• TASK INSTRUCTIONS: Where does the string "name" appear in the records? Copy every line that contains it.

Dataset listings of figures:
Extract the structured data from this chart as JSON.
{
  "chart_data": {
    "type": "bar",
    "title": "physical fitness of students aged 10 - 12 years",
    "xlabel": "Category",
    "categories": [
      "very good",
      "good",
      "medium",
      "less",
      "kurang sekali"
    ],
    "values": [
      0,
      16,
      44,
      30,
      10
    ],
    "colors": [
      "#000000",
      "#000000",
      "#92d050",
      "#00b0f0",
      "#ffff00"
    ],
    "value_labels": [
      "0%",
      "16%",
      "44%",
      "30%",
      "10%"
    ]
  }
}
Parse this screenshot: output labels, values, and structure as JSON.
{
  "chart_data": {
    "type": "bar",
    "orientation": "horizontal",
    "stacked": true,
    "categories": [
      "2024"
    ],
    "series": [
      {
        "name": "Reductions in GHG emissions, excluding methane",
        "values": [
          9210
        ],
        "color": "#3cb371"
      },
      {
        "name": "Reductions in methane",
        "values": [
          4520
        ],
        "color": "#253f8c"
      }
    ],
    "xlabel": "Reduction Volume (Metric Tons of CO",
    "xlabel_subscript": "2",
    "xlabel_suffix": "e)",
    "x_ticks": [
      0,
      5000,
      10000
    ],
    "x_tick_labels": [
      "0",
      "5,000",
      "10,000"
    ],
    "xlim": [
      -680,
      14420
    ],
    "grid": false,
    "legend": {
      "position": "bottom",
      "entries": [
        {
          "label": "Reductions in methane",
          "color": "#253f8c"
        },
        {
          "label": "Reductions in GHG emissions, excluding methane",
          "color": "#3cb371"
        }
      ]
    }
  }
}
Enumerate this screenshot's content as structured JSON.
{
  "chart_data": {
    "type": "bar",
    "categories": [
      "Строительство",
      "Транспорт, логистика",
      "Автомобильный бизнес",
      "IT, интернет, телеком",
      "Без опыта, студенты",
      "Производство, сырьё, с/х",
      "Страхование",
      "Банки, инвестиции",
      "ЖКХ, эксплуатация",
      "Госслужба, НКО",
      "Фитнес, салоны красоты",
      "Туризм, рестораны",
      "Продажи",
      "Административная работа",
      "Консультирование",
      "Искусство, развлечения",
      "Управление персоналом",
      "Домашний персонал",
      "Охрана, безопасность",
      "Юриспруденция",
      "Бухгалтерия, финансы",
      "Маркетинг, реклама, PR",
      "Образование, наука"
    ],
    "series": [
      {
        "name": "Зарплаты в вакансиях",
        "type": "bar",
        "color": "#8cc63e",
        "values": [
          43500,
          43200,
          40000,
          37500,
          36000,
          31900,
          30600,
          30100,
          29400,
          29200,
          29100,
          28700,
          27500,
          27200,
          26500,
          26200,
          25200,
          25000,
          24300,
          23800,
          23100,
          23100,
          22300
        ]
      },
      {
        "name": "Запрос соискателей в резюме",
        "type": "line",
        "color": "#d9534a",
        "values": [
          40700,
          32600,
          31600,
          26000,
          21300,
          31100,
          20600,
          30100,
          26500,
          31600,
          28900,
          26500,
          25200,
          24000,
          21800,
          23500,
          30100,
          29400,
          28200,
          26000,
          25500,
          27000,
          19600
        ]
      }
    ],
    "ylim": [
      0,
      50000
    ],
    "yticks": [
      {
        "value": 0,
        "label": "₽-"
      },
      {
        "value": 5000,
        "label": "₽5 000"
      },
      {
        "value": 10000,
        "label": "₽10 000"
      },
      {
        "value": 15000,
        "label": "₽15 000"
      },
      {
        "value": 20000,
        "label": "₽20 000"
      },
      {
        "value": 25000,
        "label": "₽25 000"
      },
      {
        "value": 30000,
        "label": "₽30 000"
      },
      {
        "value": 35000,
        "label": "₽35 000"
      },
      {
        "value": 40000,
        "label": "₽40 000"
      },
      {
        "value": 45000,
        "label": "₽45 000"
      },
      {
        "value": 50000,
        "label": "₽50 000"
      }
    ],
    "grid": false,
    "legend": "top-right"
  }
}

• EXERCISE OUTPUT:
        "name": "Reductions in GHG emissions, excluding methane",
        "name": "Reductions in methane",
        "name": "Зарплаты в вакансиях",
        "name": "Запрос соискателей в резюме",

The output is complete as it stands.